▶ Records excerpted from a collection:
..............................

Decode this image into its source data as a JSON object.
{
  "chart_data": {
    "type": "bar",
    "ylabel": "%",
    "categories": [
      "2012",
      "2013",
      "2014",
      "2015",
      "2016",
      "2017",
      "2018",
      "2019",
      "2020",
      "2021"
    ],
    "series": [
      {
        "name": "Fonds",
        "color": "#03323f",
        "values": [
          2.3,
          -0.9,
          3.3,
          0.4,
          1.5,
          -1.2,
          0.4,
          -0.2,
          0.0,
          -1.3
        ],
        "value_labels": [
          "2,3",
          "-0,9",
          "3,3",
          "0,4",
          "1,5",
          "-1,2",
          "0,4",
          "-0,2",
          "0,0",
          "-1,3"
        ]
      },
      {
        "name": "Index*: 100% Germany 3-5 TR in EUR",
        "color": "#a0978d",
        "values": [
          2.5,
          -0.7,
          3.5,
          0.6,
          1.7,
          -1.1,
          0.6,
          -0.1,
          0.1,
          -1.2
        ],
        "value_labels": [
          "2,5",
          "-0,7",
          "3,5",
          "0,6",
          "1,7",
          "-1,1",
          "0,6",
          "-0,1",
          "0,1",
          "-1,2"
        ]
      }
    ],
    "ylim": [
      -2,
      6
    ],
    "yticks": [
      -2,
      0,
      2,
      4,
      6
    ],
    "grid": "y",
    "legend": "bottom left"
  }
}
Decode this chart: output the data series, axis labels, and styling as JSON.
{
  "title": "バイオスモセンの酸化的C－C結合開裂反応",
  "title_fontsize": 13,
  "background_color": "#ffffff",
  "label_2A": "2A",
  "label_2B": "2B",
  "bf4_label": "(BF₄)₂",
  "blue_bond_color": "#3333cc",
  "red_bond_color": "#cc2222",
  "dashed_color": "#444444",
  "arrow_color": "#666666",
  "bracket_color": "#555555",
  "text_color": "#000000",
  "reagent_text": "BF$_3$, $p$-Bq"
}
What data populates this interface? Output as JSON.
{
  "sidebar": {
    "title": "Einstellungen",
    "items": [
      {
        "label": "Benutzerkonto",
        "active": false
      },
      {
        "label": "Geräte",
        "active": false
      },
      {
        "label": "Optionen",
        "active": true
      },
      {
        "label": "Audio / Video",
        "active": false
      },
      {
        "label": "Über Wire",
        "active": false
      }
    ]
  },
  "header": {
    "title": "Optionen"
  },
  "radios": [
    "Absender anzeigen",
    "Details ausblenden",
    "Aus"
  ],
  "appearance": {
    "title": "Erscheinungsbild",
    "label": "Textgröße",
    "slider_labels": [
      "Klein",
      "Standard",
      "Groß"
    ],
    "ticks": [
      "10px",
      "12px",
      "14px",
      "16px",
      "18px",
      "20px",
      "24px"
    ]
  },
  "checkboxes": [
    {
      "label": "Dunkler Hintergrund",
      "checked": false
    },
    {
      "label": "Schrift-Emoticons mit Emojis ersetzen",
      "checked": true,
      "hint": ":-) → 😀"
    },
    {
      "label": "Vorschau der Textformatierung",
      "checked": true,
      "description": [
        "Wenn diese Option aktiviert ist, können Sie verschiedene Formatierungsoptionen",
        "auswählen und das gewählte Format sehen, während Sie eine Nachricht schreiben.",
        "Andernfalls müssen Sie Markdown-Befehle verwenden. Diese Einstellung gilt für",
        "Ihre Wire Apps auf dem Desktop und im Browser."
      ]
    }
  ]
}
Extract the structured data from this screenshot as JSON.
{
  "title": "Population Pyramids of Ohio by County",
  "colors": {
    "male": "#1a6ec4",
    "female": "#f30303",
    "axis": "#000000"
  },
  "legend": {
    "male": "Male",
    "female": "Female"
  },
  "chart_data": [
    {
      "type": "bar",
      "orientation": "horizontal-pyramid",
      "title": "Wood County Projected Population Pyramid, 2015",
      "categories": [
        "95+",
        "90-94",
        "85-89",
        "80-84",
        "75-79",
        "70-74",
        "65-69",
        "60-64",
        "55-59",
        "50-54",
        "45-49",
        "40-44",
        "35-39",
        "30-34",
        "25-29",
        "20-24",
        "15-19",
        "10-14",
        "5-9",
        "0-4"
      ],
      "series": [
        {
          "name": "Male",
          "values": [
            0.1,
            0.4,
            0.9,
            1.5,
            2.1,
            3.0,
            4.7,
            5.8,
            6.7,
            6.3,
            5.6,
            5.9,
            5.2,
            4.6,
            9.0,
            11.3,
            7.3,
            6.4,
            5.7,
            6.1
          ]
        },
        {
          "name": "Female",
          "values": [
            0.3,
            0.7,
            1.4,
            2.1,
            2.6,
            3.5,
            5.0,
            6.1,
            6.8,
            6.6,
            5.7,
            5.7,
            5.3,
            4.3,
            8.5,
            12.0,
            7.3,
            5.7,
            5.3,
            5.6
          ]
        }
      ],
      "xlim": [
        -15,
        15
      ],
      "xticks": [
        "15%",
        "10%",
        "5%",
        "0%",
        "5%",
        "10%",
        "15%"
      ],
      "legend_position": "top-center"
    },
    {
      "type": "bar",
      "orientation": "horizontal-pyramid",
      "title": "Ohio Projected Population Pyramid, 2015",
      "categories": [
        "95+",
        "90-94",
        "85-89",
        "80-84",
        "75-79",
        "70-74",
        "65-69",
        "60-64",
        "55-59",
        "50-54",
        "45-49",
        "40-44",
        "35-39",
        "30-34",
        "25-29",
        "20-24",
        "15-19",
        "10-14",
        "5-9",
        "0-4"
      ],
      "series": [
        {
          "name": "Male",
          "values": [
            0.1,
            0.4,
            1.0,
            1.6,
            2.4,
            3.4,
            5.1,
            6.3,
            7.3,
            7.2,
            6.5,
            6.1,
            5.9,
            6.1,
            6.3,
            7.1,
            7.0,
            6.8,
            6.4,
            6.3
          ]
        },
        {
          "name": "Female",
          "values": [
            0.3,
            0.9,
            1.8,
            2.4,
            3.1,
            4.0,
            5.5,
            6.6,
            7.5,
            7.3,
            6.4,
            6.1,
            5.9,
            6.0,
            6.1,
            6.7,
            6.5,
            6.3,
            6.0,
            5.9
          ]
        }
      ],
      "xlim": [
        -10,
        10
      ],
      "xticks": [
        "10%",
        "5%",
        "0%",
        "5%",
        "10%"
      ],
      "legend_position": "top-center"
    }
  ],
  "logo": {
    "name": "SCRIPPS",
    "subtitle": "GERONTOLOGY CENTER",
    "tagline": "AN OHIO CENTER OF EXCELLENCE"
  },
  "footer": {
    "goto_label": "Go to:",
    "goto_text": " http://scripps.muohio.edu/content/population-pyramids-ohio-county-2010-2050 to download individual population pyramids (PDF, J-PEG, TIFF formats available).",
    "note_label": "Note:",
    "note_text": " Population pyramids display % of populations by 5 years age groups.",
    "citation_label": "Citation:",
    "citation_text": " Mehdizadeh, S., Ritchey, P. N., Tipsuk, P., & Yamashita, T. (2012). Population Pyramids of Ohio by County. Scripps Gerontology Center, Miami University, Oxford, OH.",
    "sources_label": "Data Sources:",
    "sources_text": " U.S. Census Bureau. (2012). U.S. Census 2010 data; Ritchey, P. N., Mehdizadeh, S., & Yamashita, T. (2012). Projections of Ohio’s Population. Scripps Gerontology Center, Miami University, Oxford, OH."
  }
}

..............................

▶ TASK PROMPT: Read the data above. Pull out each line in which the string "Yamashita" appears.

▶ RESPONSE:
    "citation_text": " Mehdizadeh, S., Ritchey, P. N., Tipsuk, P., & Yamashita, T. (2012). Population Pyramids of Ohio by County. Scripps Gerontology Center, Miami University, Oxford, OH.",
    "sources_text": " U.S. Census Bureau. (2012). U.S. Census 2010 data; Ritchey, P. N., Mehdizadeh, S., & Yamashita, T. (2012). Projections of Ohio’s Population. Scripps Gerontology Center, Miami University, Oxford, OH."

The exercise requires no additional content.